What you have to do → Below are the records. List every line holding the word "HMNF".

Supplied material →
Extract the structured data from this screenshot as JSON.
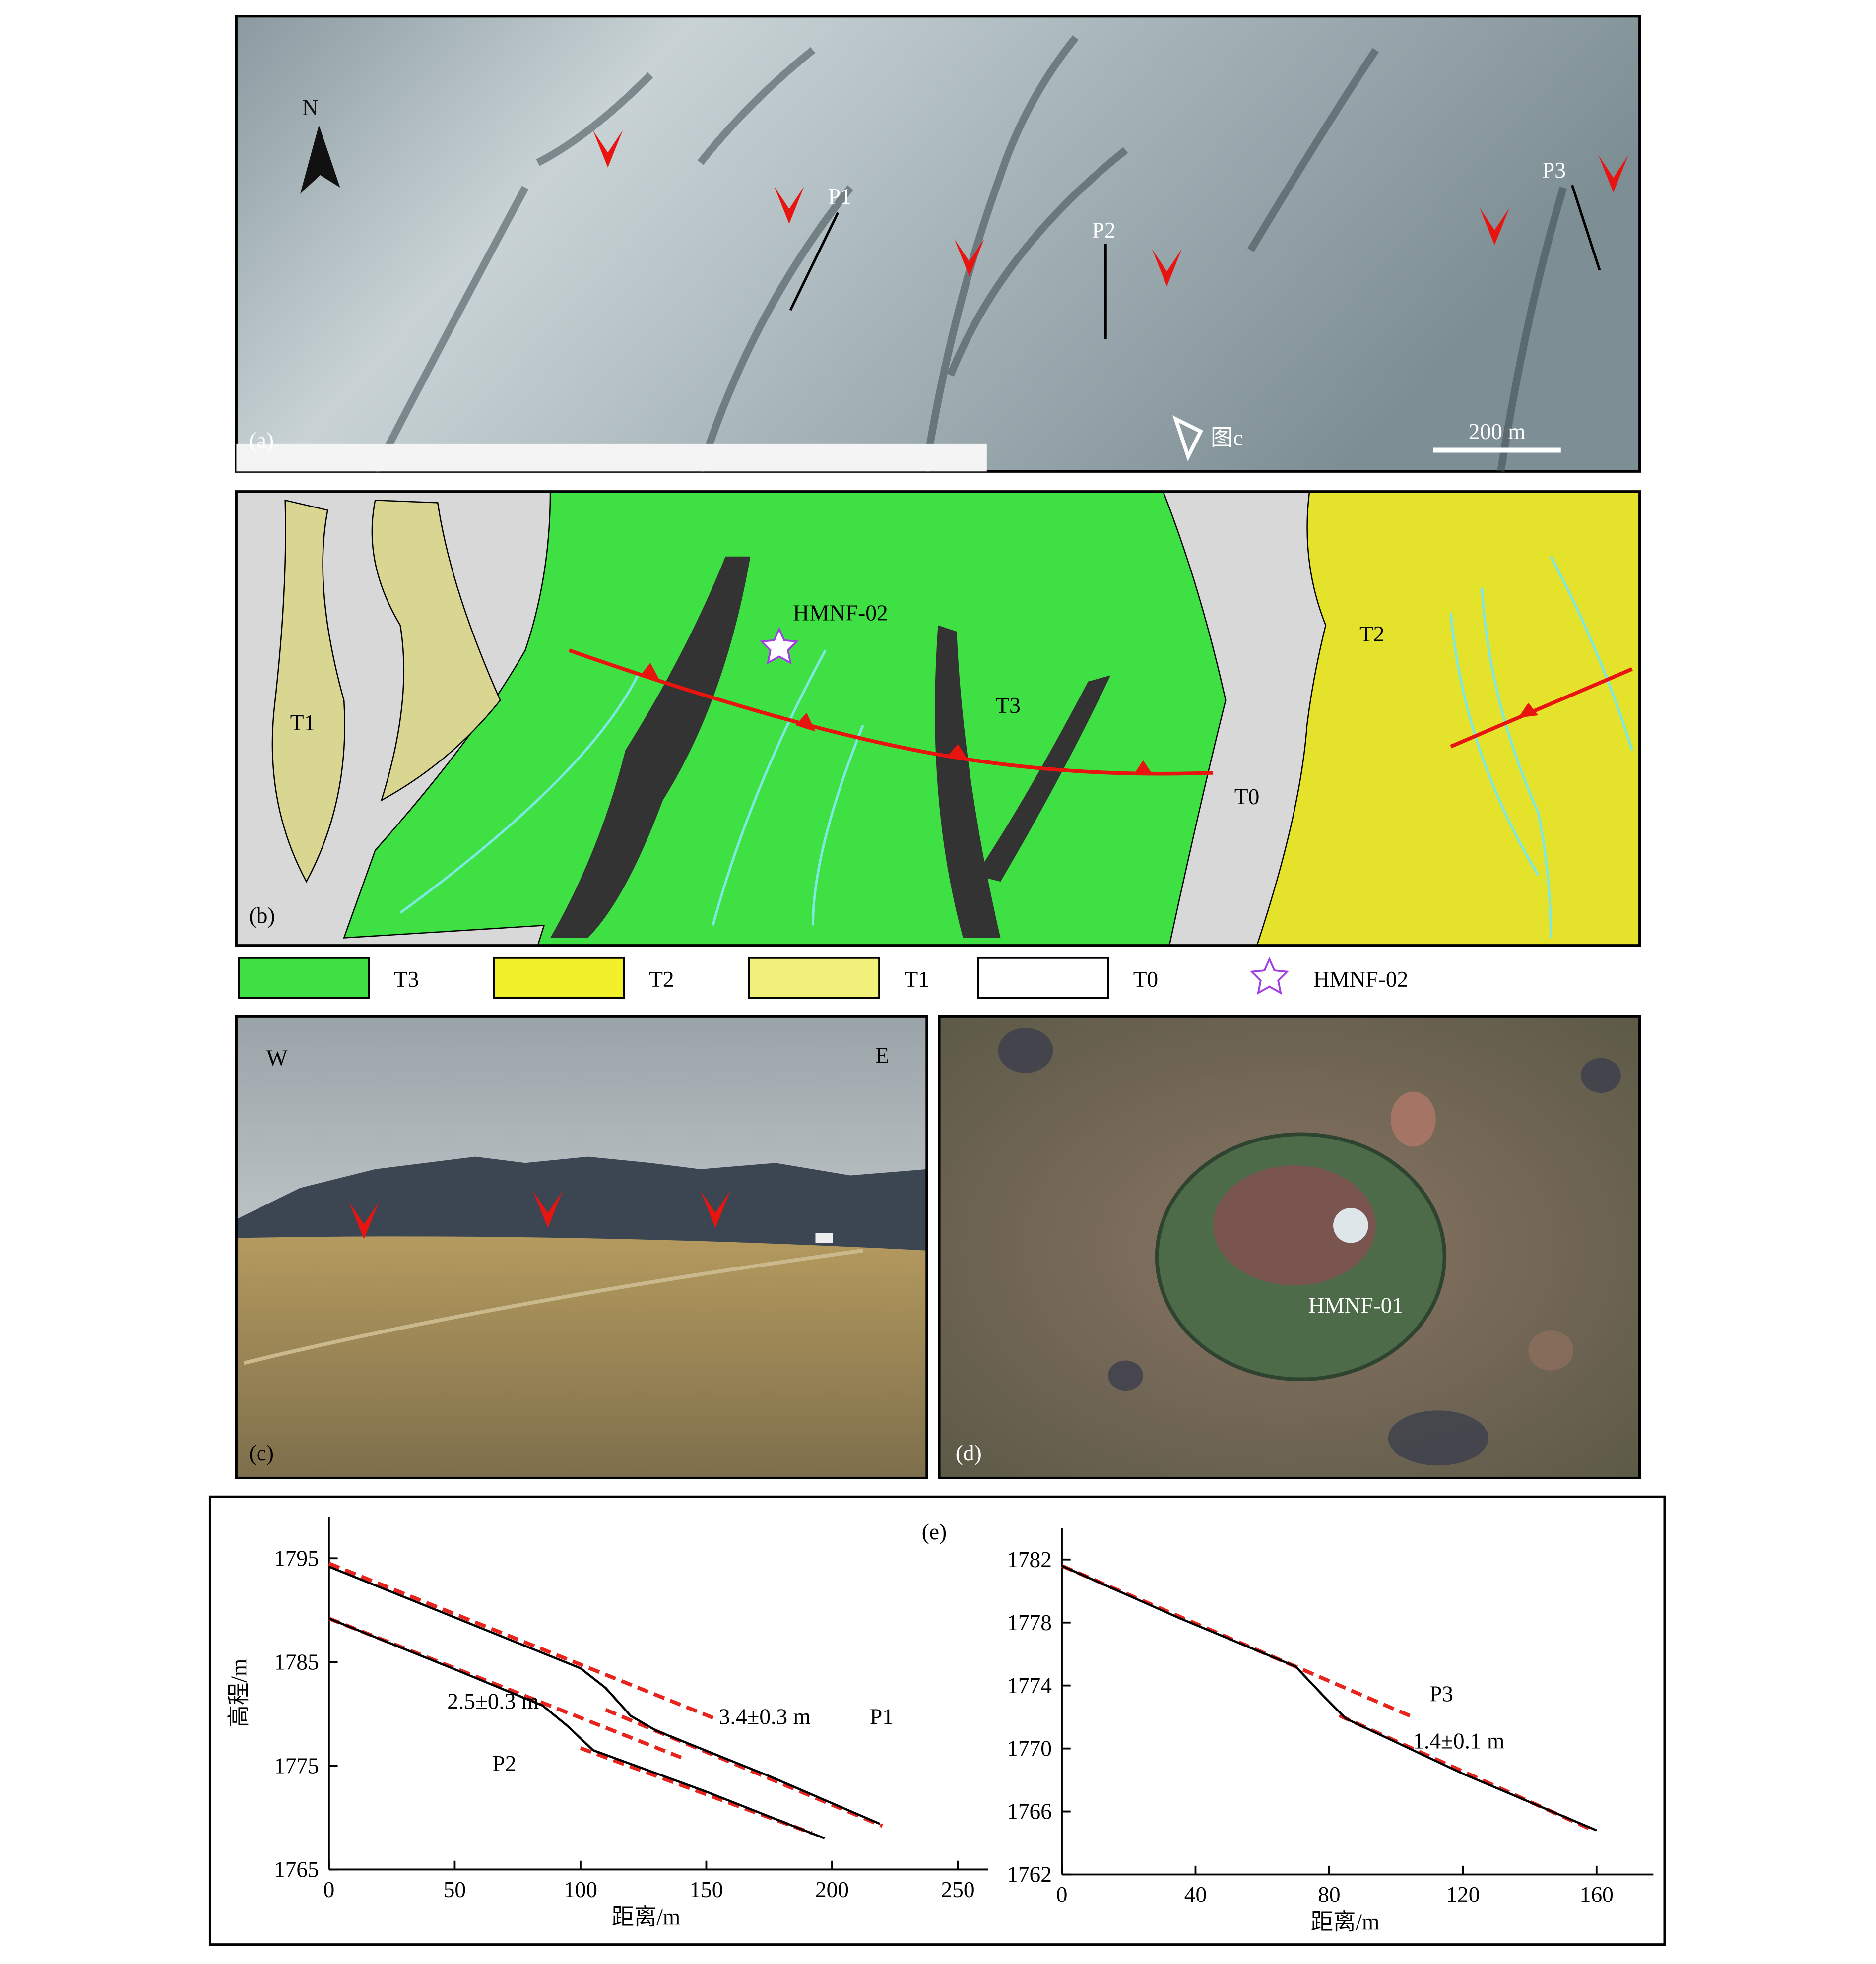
{
  "panels": {
    "a": {
      "label": "(a)",
      "north": "N",
      "profiles": [
        "P1",
        "P2",
        "P3"
      ],
      "photo": "图c",
      "scale": "200 m"
    },
    "b": {
      "label": "(b)",
      "units": [
        "T1",
        "T3",
        "T0",
        "T2"
      ],
      "sample": "HMNF-02"
    },
    "c": {
      "label": "(c)",
      "west": "W",
      "east": "E"
    },
    "d": {
      "label": "(d)",
      "sample": "HMNF-01"
    },
    "e": {
      "label": "(e)"
    }
  },
  "legend": [
    {
      "name": "T3",
      "color": "#3fe043"
    },
    {
      "name": "T2",
      "color": "#f2f02a"
    },
    {
      "name": "T1",
      "color": "#f1f07a"
    },
    {
      "name": "T0",
      "color": "#ffffff"
    },
    {
      "name": "HMNF-02",
      "color": "#a040e0"
    }
  ],
  "chart_data": [
    {
      "type": "line",
      "xlabel": "距离/m",
      "ylabel": "高程/m",
      "xlim": [
        0,
        262
      ],
      "ylim": [
        1765,
        1799
      ],
      "xticks": [
        0,
        50,
        100,
        150,
        200,
        250
      ],
      "yticks": [
        1765,
        1775,
        1785,
        1795
      ],
      "series": [
        {
          "name": "P1",
          "color": "#000000",
          "x": [
            0,
            50,
            100,
            110,
            120,
            130,
            175,
            219
          ],
          "values": [
            1794.2,
            1789.3,
            1784.4,
            1782.5,
            1779.8,
            1778.4,
            1774,
            1769.4
          ]
        },
        {
          "name": "P2",
          "color": "#000000",
          "x": [
            0,
            50,
            85,
            95,
            105,
            150,
            197
          ],
          "values": [
            1789.2,
            1784.3,
            1780.8,
            1778.8,
            1776.5,
            1772.5,
            1768
          ]
        }
      ],
      "fits": [
        {
          "color": "#e8241c",
          "x": [
            0,
            155
          ],
          "values": [
            1794.5,
            1779.4
          ]
        },
        {
          "color": "#e8241c",
          "x": [
            110,
            220
          ],
          "values": [
            1780.4,
            1769.2
          ]
        },
        {
          "color": "#e8241c",
          "x": [
            0,
            140
          ],
          "values": [
            1789.2,
            1775.8
          ]
        },
        {
          "color": "#e8241c",
          "x": [
            100,
            192
          ],
          "values": [
            1776.7,
            1768.5
          ]
        }
      ],
      "annotations": [
        "3.4±0.3 m",
        "P1",
        "2.5±0.3 m",
        "P2"
      ]
    },
    {
      "type": "line",
      "xlabel": "距离/m",
      "xlim": [
        0,
        177
      ],
      "ylim": [
        1762,
        1784
      ],
      "xticks": [
        0,
        40,
        80,
        120,
        160
      ],
      "yticks": [
        1762,
        1766,
        1770,
        1774,
        1778,
        1782
      ],
      "series": [
        {
          "name": "P3",
          "color": "#000000",
          "x": [
            0,
            35,
            70,
            78,
            85,
            120,
            160
          ],
          "values": [
            1781.6,
            1778.3,
            1775.2,
            1773.4,
            1771.9,
            1768.4,
            1764.8
          ]
        }
      ],
      "fits": [
        {
          "color": "#e8241c",
          "x": [
            0,
            105
          ],
          "values": [
            1781.6,
            1772.0
          ]
        },
        {
          "color": "#e8241c",
          "x": [
            83,
            158
          ],
          "values": [
            1772.1,
            1764.9
          ]
        }
      ],
      "annotations": [
        "P3",
        "1.4±0.1 m"
      ]
    }
  ]
}
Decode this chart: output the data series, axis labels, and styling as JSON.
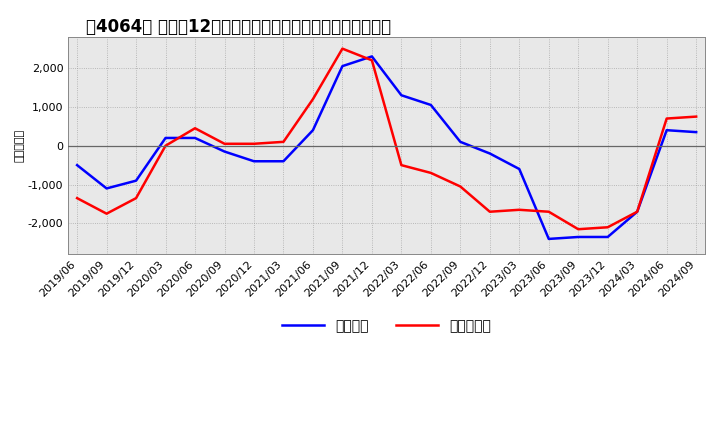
{
  "title": "［4064］ 利益の12か月移動合計の対前年同期増減額の推移",
  "ylabel": "（百万円）",
  "legend_blue": "経常利益",
  "legend_red": "当期純利益",
  "xlabels": [
    "2019/06",
    "2019/09",
    "2019/12",
    "2020/03",
    "2020/06",
    "2020/09",
    "2020/12",
    "2021/03",
    "2021/06",
    "2021/09",
    "2021/12",
    "2022/03",
    "2022/06",
    "2022/09",
    "2022/12",
    "2023/03",
    "2023/06",
    "2023/09",
    "2023/12",
    "2024/03",
    "2024/06",
    "2024/09"
  ],
  "blue_values": [
    -500,
    -1100,
    -900,
    200,
    200,
    -150,
    -400,
    -400,
    400,
    2050,
    2300,
    1300,
    1050,
    100,
    -200,
    -600,
    -2400,
    -2350,
    -2350,
    -1700,
    400,
    350
  ],
  "red_values": [
    -1350,
    -1750,
    -1350,
    0,
    450,
    50,
    50,
    100,
    1200,
    2500,
    2200,
    -500,
    -700,
    -1050,
    -1700,
    -1650,
    -1700,
    -2150,
    -2100,
    -1700,
    700,
    750
  ],
  "ylim": [
    -2800,
    2800
  ],
  "yticks": [
    -2000,
    -1000,
    0,
    1000,
    2000
  ],
  "blue_color": "#0000ff",
  "red_color": "#ff0000",
  "bg_color": "#ffffff",
  "plot_bg": "#e8e8e8",
  "grid_color": "#999999",
  "title_fontsize": 12,
  "axis_fontsize": 8,
  "legend_fontsize": 10
}
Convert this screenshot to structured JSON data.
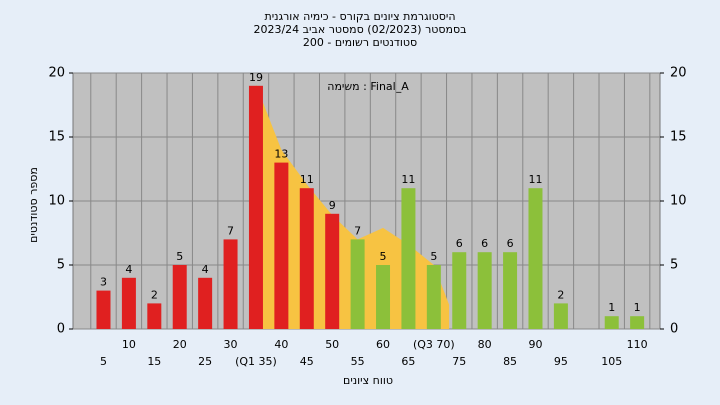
{
  "chart_data": {
    "type": "bar",
    "title": "היסטוגרמת ציונים בקורס - כימיה אורגנית",
    "subtitle": "בסמסטר  (02/2023)  סמסטר אביב 2023/24",
    "subtitle2": "סטודנטים רשומים - 200",
    "annotation": "משימה : Final_A",
    "y_label": "מספר סטודנטים",
    "x_label": "טווח ציונים",
    "categories": [
      "5",
      "10",
      "15",
      "20",
      "25",
      "30",
      "(Q1 35)",
      "40",
      "45",
      "50",
      "55",
      "60",
      "65",
      "(Q3 70)",
      "75",
      "80",
      "85",
      "90",
      "95",
      null,
      "105",
      "110"
    ],
    "values": [
      3,
      4,
      2,
      5,
      4,
      7,
      19,
      13,
      11,
      9,
      7,
      5,
      11,
      5,
      6,
      6,
      6,
      11,
      2,
      0,
      1,
      1
    ],
    "colors": [
      "#e02020",
      "#e02020",
      "#e02020",
      "#e02020",
      "#e02020",
      "#e02020",
      "#e02020",
      "#e02020",
      "#e02020",
      "#e02020",
      "#8cc03a",
      "#8cc03a",
      "#8cc03a",
      "#8cc03a",
      "#8cc03a",
      "#8cc03a",
      "#8cc03a",
      "#8cc03a",
      "#8cc03a",
      "#8cc03a",
      "#8cc03a",
      "#8cc03a"
    ],
    "area": {
      "color": "#f7c342",
      "x": [
        35,
        40,
        45,
        50,
        55,
        60,
        65,
        70,
        73
      ],
      "values": [
        19.1,
        14,
        11.3,
        8.9,
        7,
        7.9,
        6.6,
        5,
        1.9
      ]
    },
    "xlim": [
      -1.2,
      21.9
    ],
    "ylim": [
      0,
      20
    ],
    "yticks": [
      0,
      5,
      10,
      15,
      20
    ],
    "y2lim": [
      0,
      20
    ],
    "y2ticks": [
      0,
      5,
      10,
      15,
      20
    ],
    "grid": true
  }
}
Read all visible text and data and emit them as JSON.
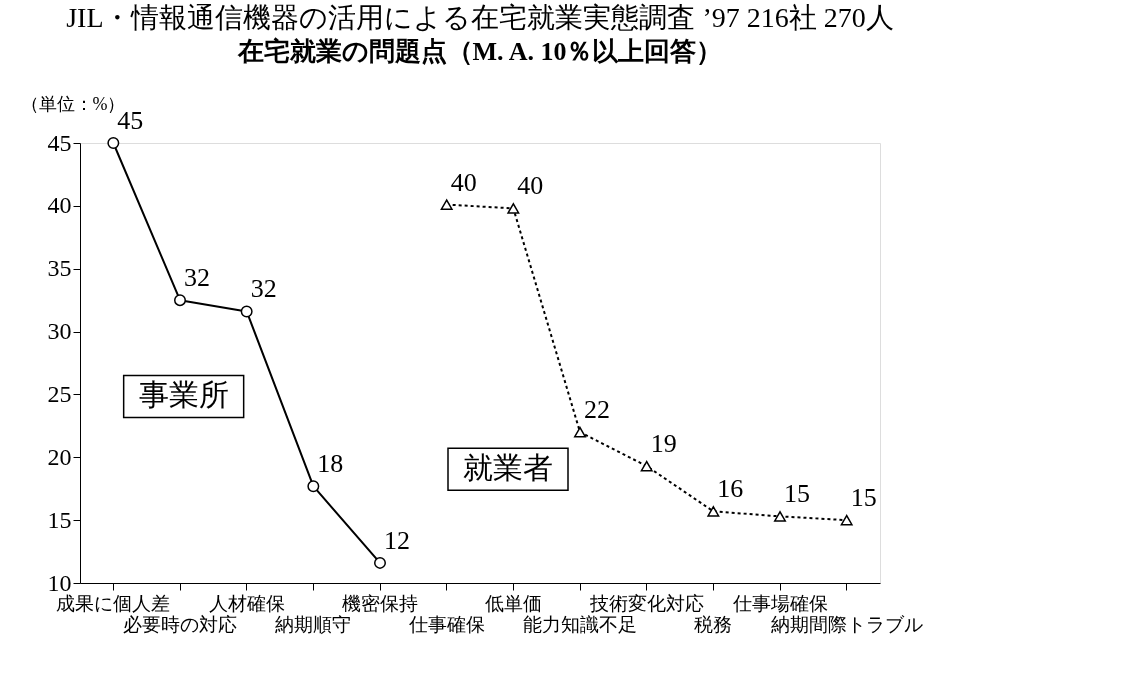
{
  "chart_data": {
    "type": "line",
    "title": "JIL・情報通信機器の活用による在宅就業実態調査 ’97  216社  270人",
    "subtitle": "在宅就業の問題点（M. A. 10％以上回答）",
    "ylabel": "（単位：%）",
    "categories": [
      "成果に個人差",
      "必要時の対応",
      "人材確保",
      "納期順守",
      "機密保持",
      "仕事確保",
      "低単価",
      "能力知識不足",
      "技術変化対応",
      "税務",
      "仕事場確保",
      "納期間際トラブル"
    ],
    "series": [
      {
        "name": "事業所",
        "color": "#000000",
        "marker": "circle",
        "line_style": "solid",
        "values": [
          45,
          32.5,
          31.6,
          17.7,
          11.6,
          null,
          null,
          null,
          null,
          null,
          null,
          null
        ],
        "value_labels": [
          "45",
          "32",
          "32",
          "18",
          "12",
          null,
          null,
          null,
          null,
          null,
          null,
          null
        ]
      },
      {
        "name": "就業者",
        "color": "#000000",
        "marker": "triangle",
        "line_style": "dotted",
        "values": [
          null,
          null,
          null,
          null,
          null,
          40.1,
          39.8,
          22,
          19.3,
          15.7,
          15.3,
          15.0
        ],
        "value_labels": [
          null,
          null,
          null,
          null,
          null,
          "40",
          "40",
          "22",
          "19",
          "16",
          "15",
          "15"
        ]
      }
    ],
    "ylim": [
      10,
      45
    ],
    "yticks": [
      10,
      15,
      20,
      25,
      30,
      35,
      40,
      45
    ],
    "legend": false,
    "grid": false
  }
}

Task answer →
      "sample": "HMNF-02"
      "sample": "HMNF-01"
      "name": "HMNF-02",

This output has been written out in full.